Prompt —
Nothing in the data should change when you return it, but leave the pictures out.
[Start of Listed entries]
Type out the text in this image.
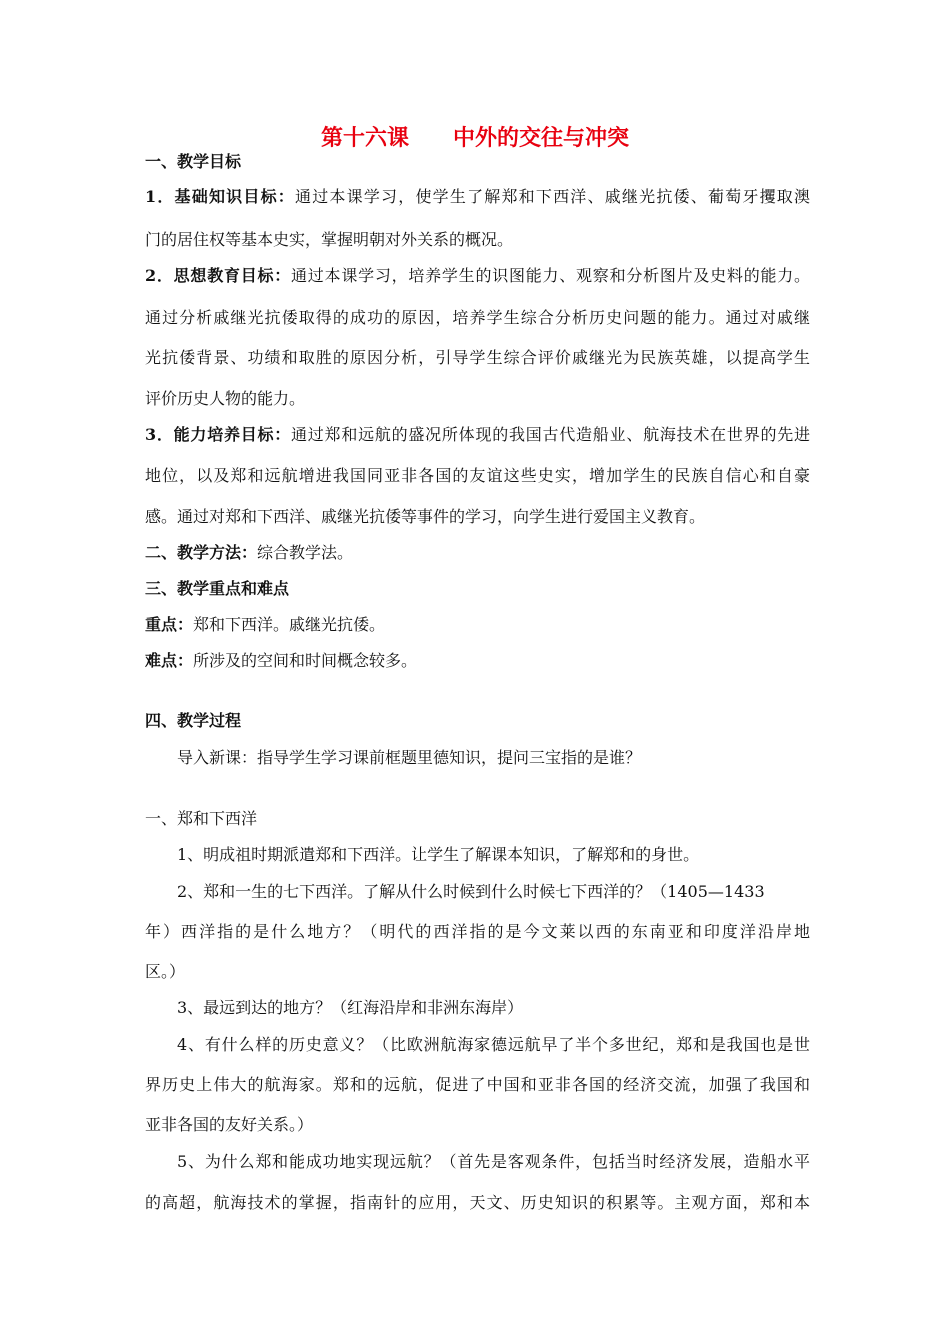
第十六课　　中外的交往与冲突
一、教学目标
1．基础知识目标：通过本课学习，使学生了解郑和下西洋、戚继光抗倭、葡萄牙攫取澳
门的居住权等基本史实，掌握明朝对外关系的概况。
2．思想教育目标：通过本课学习，培养学生的识图能力、观察和分析图片及史料的能力。
通过分析戚继光抗倭取得的成功的原因，培养学生综合分析历史问题的能力。通过对戚继
光抗倭背景、功绩和取胜的原因分析，引导学生综合评价戚继光为民族英雄，以提高学生
评价历史人物的能力。
3．能力培养目标：通过郑和远航的盛况所体现的我国古代造船业、航海技术在世界的先进
地位，以及郑和远航增进我国同亚非各国的友谊这些史实，增加学生的民族自信心和自豪
感。通过对郑和下西洋、戚继光抗倭等事件的学习，向学生进行爱国主义教育。
二、教学方法：综合教学法。
三、教学重点和难点
重点：郑和下西洋。戚继光抗倭。
难点：所涉及的空间和时间概念较多。
四、教学过程
导入新课：指导学生学习课前框题里德知识，提问三宝指的是谁？
一、郑和下西洋
1、明成祖时期派遣郑和下西洋。让学生了解课本知识，了解郑和的身世。
2、郑和一生的七下西洋。了解从什么时候到什么时候七下西洋的？（1405—1433
年）西洋指的是什么地方？（明代的西洋指的是今文莱以西的东南亚和印度洋沿岸地
区。）
3、最远到达的地方？（红海沿岸和非洲东海岸）
4、有什么样的历史意义？（比欧洲航海家德远航早了半个多世纪，郑和是我国也是世
界历史上伟大的航海家。郑和的远航，促进了中国和亚非各国的经济交流，加强了我国和
亚非各国的友好关系。）
5、为什么郑和能成功地实现远航？（首先是客观条件，包括当时经济发展，造船水平
的高超，航海技术的掌握，指南针的应用，天文、历史知识的积累等。主观方面，郑和本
[End of Listed entries]
Output —
Type out the text in this image.
第十六课　　中外的交往与冲突
一、教学目标
1．基础知识目标：通过本课学习，使学生了解郑和下西洋、戚继光抗倭、葡萄牙攫取澳
门的居住权等基本史实，掌握明朝对外关系的概况。
2．思想教育目标：通过本课学习，培养学生的识图能力、观察和分析图片及史料的能力。
通过分析戚继光抗倭取得的成功的原因，培养学生综合分析历史问题的能力。通过对戚继
光抗倭背景、功绩和取胜的原因分析，引导学生综合评价戚继光为民族英雄，以提高学生
评价历史人物的能力。
3．能力培养目标：通过郑和远航的盛况所体现的我国古代造船业、航海技术在世界的先进
地位，以及郑和远航增进我国同亚非各国的友谊这些史实，增加学生的民族自信心和自豪
感。通过对郑和下西洋、戚继光抗倭等事件的学习，向学生进行爱国主义教育。
二、教学方法：综合教学法。
三、教学重点和难点
重点：郑和下西洋。戚继光抗倭。
难点：所涉及的空间和时间概念较多。
四、教学过程
导入新课：指导学生学习课前框题里德知识，提问三宝指的是谁？
一、郑和下西洋
1、明成祖时期派遣郑和下西洋。让学生了解课本知识，了解郑和的身世。
2、郑和一生的七下西洋。了解从什么时候到什么时候七下西洋的？（1405—1433
年）西洋指的是什么地方？（明代的西洋指的是今文莱以西的东南亚和印度洋沿岸地
区。）
3、最远到达的地方？（红海沿岸和非洲东海岸）
4、有什么样的历史意义？（比欧洲航海家德远航早了半个多世纪，郑和是我国也是世
界历史上伟大的航海家。郑和的远航，促进了中国和亚非各国的经济交流，加强了我国和
亚非各国的友好关系。）
5、为什么郑和能成功地实现远航？（首先是客观条件，包括当时经济发展，造船水平
的高超，航海技术的掌握，指南针的应用，天文、历史知识的积累等。主观方面，郑和本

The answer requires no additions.